## Start WORKING DATA

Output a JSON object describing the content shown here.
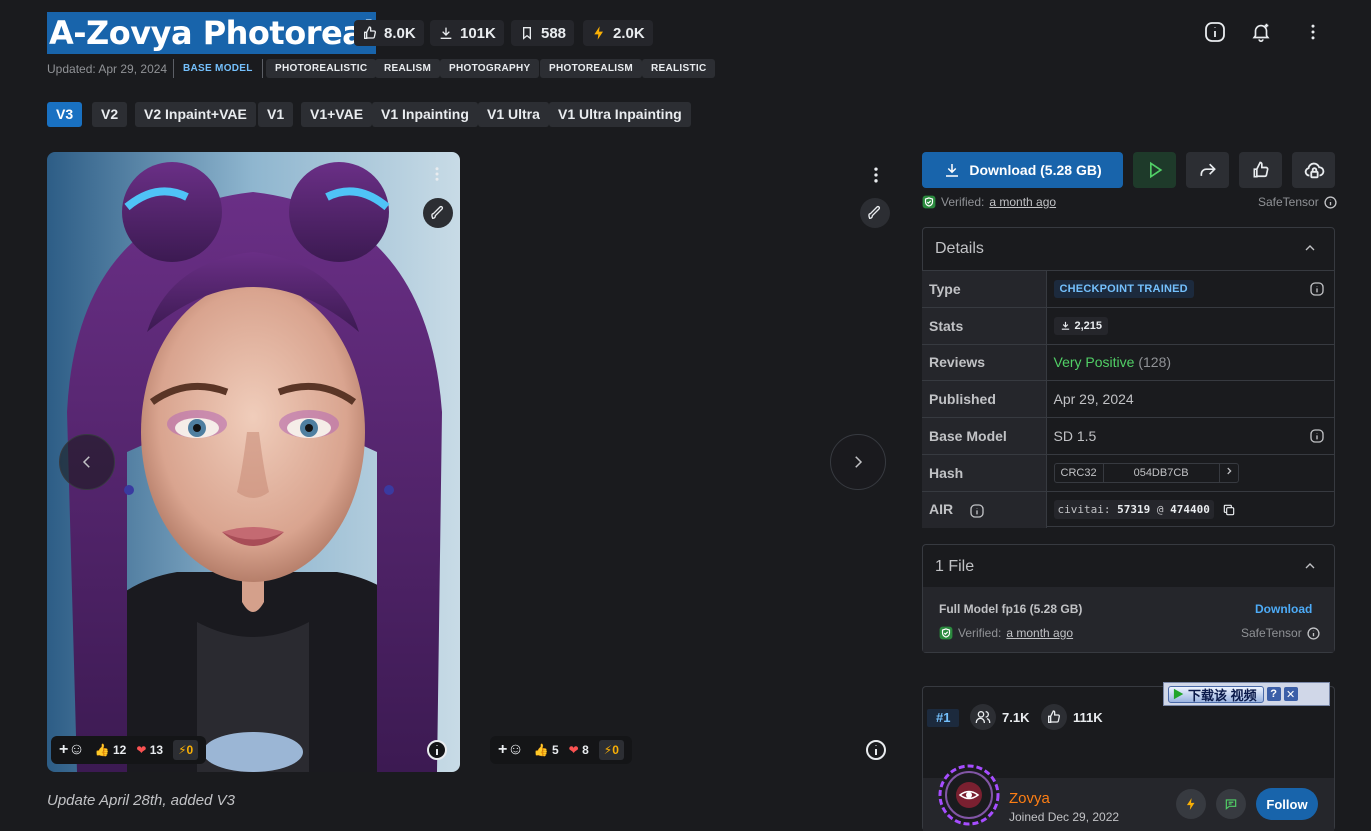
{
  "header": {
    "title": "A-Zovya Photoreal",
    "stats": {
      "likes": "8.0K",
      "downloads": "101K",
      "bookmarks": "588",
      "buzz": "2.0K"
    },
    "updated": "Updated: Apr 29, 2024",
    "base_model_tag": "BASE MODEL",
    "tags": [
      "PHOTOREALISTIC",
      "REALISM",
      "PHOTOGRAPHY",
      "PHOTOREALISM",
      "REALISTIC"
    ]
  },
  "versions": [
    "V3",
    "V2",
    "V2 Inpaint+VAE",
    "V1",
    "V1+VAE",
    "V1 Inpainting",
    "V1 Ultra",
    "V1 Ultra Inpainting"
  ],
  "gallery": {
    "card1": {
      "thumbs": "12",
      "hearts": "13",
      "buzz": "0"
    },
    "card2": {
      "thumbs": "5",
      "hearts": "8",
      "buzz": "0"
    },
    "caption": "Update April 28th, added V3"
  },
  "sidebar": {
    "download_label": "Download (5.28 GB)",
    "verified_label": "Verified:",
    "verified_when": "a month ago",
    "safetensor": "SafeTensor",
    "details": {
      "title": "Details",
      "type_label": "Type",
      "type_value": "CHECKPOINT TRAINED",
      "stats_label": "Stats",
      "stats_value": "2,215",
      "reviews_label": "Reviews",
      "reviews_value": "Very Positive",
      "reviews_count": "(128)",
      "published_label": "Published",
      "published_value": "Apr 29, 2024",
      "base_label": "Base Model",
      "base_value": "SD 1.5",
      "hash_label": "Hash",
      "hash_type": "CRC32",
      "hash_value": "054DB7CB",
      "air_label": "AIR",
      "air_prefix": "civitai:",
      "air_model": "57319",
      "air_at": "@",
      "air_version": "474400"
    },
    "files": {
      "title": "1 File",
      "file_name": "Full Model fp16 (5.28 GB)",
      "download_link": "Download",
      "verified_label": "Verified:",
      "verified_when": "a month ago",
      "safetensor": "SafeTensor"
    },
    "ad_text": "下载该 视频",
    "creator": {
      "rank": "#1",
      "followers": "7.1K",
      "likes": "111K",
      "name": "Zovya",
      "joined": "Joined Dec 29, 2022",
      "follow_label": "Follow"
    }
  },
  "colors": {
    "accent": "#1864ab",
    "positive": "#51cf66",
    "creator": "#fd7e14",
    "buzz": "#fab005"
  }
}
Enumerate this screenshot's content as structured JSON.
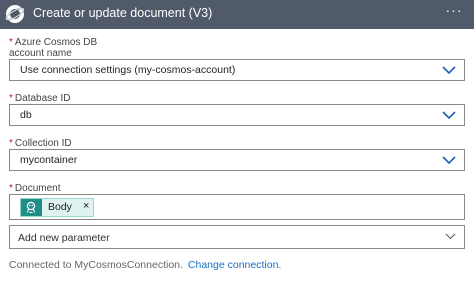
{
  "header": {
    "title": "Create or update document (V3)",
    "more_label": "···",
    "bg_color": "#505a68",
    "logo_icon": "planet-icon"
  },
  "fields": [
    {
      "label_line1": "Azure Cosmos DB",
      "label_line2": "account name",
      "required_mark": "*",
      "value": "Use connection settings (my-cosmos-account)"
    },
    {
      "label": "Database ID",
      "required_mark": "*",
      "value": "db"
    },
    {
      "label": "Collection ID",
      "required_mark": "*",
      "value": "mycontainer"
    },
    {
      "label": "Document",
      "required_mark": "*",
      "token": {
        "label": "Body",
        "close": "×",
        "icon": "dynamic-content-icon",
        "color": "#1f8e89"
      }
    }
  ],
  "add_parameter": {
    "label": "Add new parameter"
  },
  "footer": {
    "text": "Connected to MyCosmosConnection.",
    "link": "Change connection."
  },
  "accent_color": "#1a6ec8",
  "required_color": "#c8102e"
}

## End WORKING DATA

### REQUIREMENT
Using the records above, retype everything exactly except the pictures.

### ANSWER
Output a JSON object describing the content shown here.
{
  "header": {
    "title": "A-Zovya Photoreal",
    "stats": {
      "likes": "8.0K",
      "downloads": "101K",
      "bookmarks": "588",
      "buzz": "2.0K"
    },
    "updated": "Updated: Apr 29, 2024",
    "base_model_tag": "BASE MODEL",
    "tags": [
      "PHOTOREALISTIC",
      "REALISM",
      "PHOTOGRAPHY",
      "PHOTOREALISM",
      "REALISTIC"
    ]
  },
  "versions": [
    "V3",
    "V2",
    "V2 Inpaint+VAE",
    "V1",
    "V1+VAE",
    "V1 Inpainting",
    "V1 Ultra",
    "V1 Ultra Inpainting"
  ],
  "gallery": {
    "card1": {
      "thumbs": "12",
      "hearts": "13",
      "buzz": "0"
    },
    "card2": {
      "thumbs": "5",
      "hearts": "8",
      "buzz": "0"
    },
    "caption": "Update April 28th, added V3"
  },
  "sidebar": {
    "download_label": "Download (5.28 GB)",
    "verified_label": "Verified:",
    "verified_when": "a month ago",
    "safetensor": "SafeTensor",
    "details": {
      "title": "Details",
      "type_label": "Type",
      "type_value": "CHECKPOINT TRAINED",
      "stats_label": "Stats",
      "stats_value": "2,215",
      "reviews_label": "Reviews",
      "reviews_value": "Very Positive",
      "reviews_count": "(128)",
      "published_label": "Published",
      "published_value": "Apr 29, 2024",
      "base_label": "Base Model",
      "base_value": "SD 1.5",
      "hash_label": "Hash",
      "hash_type": "CRC32",
      "hash_value": "054DB7CB",
      "air_label": "AIR",
      "air_prefix": "civitai:",
      "air_model": "57319",
      "air_at": "@",
      "air_version": "474400"
    },
    "files": {
      "title": "1 File",
      "file_name": "Full Model fp16 (5.28 GB)",
      "download_link": "Download",
      "verified_label": "Verified:",
      "verified_when": "a month ago",
      "safetensor": "SafeTensor"
    },
    "ad_text": "下载该 视频",
    "creator": {
      "rank": "#1",
      "followers": "7.1K",
      "likes": "111K",
      "name": "Zovya",
      "joined": "Joined Dec 29, 2022",
      "follow_label": "Follow"
    }
  },
  "colors": {
    "accent": "#1864ab",
    "positive": "#51cf66",
    "creator": "#fd7e14",
    "buzz": "#fab005"
  }
}
Enumerate this screenshot's content as structured JSON.
{
  "header": {
    "title": "Create or update document (V3)",
    "more_label": "···",
    "bg_color": "#505a68",
    "logo_icon": "planet-icon"
  },
  "fields": [
    {
      "label_line1": "Azure Cosmos DB",
      "label_line2": "account name",
      "required_mark": "*",
      "value": "Use connection settings (my-cosmos-account)"
    },
    {
      "label": "Database ID",
      "required_mark": "*",
      "value": "db"
    },
    {
      "label": "Collection ID",
      "required_mark": "*",
      "value": "mycontainer"
    },
    {
      "label": "Document",
      "required_mark": "*",
      "token": {
        "label": "Body",
        "close": "×",
        "icon": "dynamic-content-icon",
        "color": "#1f8e89"
      }
    }
  ],
  "add_parameter": {
    "label": "Add new parameter"
  },
  "footer": {
    "text": "Connected to MyCosmosConnection.",
    "link": "Change connection."
  },
  "accent_color": "#1a6ec8",
  "required_color": "#c8102e"
}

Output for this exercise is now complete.